■ Written problem
Extract every record, keeping each one exactly as it is.

Saved data entries
--

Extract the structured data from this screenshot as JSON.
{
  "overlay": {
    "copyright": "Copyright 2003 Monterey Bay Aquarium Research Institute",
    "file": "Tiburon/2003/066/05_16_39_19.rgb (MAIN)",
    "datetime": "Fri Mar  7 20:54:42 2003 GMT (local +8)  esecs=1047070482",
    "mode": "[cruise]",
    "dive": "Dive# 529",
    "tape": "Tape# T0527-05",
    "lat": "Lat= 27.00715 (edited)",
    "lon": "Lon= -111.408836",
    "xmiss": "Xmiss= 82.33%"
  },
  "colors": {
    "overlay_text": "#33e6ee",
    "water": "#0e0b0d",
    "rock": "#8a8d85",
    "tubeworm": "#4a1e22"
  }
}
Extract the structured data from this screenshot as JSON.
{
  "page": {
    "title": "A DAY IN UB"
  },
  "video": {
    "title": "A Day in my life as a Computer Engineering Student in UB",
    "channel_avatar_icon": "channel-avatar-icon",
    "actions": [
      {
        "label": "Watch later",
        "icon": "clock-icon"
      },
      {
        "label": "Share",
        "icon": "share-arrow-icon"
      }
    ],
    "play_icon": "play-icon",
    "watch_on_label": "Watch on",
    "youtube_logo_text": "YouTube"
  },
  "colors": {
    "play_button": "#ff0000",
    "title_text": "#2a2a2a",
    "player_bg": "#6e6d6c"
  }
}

--

■ Worked answer
Extract the structured data from this screenshot as JSON.
{
  "overlay": {
    "copyright": "Copyright 2003 Monterey Bay Aquarium Research Institute",
    "file": "Tiburon/2003/066/05_16_39_19.rgb (MAIN)",
    "datetime": "Fri Mar  7 20:54:42 2003 GMT (local +8)  esecs=1047070482",
    "mode": "[cruise]",
    "dive": "Dive# 529",
    "tape": "Tape# T0527-05",
    "lat": "Lat= 27.00715 (edited)",
    "lon": "Lon= -111.408836",
    "xmiss": "Xmiss= 82.33%"
  },
  "colors": {
    "overlay_text": "#33e6ee",
    "water": "#0e0b0d",
    "rock": "#8a8d85",
    "tubeworm": "#4a1e22"
  }
}
Extract the structured data from this screenshot as JSON.
{
  "page": {
    "title": "A DAY IN UB"
  },
  "video": {
    "title": "A Day in my life as a Computer Engineering Student in UB",
    "channel_avatar_icon": "channel-avatar-icon",
    "actions": [
      {
        "label": "Watch later",
        "icon": "clock-icon"
      },
      {
        "label": "Share",
        "icon": "share-arrow-icon"
      }
    ],
    "play_icon": "play-icon",
    "watch_on_label": "Watch on",
    "youtube_logo_text": "YouTube"
  },
  "colors": {
    "play_button": "#ff0000",
    "title_text": "#2a2a2a",
    "player_bg": "#6e6d6c"
  }
}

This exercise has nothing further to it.